#### AIM OF THE TASK
Your task is to give the listing below back word for word, pictures excluded.

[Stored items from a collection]
◇ ◇ ◇

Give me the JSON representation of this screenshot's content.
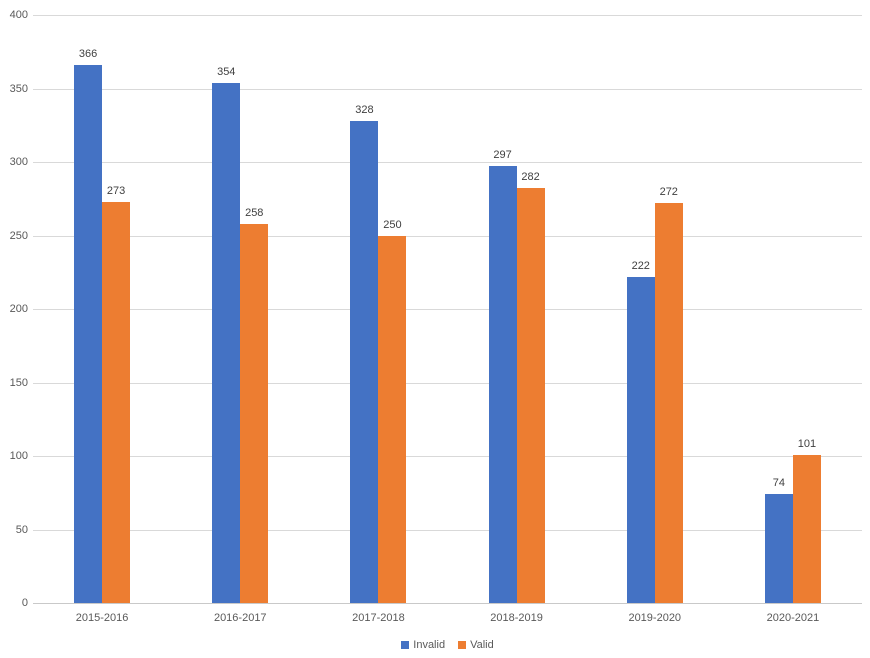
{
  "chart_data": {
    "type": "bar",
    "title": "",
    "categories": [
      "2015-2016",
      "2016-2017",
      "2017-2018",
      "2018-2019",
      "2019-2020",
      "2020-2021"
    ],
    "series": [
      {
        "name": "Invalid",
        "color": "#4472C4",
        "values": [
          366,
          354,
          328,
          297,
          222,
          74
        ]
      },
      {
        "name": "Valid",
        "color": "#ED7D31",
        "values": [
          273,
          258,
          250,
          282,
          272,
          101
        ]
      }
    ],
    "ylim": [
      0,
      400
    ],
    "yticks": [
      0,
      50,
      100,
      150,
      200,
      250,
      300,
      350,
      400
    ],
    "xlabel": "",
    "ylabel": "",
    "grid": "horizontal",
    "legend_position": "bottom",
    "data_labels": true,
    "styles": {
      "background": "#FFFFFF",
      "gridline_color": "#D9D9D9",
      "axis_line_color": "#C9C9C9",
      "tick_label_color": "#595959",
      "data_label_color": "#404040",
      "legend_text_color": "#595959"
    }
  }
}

◇ ◇ ◇

#### TASK RESULT
Give me the JSON representation of this screenshot's content.
{
  "chart_data": {
    "type": "bar",
    "title": "",
    "categories": [
      "2015-2016",
      "2016-2017",
      "2017-2018",
      "2018-2019",
      "2019-2020",
      "2020-2021"
    ],
    "series": [
      {
        "name": "Invalid",
        "color": "#4472C4",
        "values": [
          366,
          354,
          328,
          297,
          222,
          74
        ]
      },
      {
        "name": "Valid",
        "color": "#ED7D31",
        "values": [
          273,
          258,
          250,
          282,
          272,
          101
        ]
      }
    ],
    "ylim": [
      0,
      400
    ],
    "yticks": [
      0,
      50,
      100,
      150,
      200,
      250,
      300,
      350,
      400
    ],
    "xlabel": "",
    "ylabel": "",
    "grid": "horizontal",
    "legend_position": "bottom",
    "data_labels": true,
    "styles": {
      "background": "#FFFFFF",
      "gridline_color": "#D9D9D9",
      "axis_line_color": "#C9C9C9",
      "tick_label_color": "#595959",
      "data_label_color": "#404040",
      "legend_text_color": "#595959"
    }
  }
}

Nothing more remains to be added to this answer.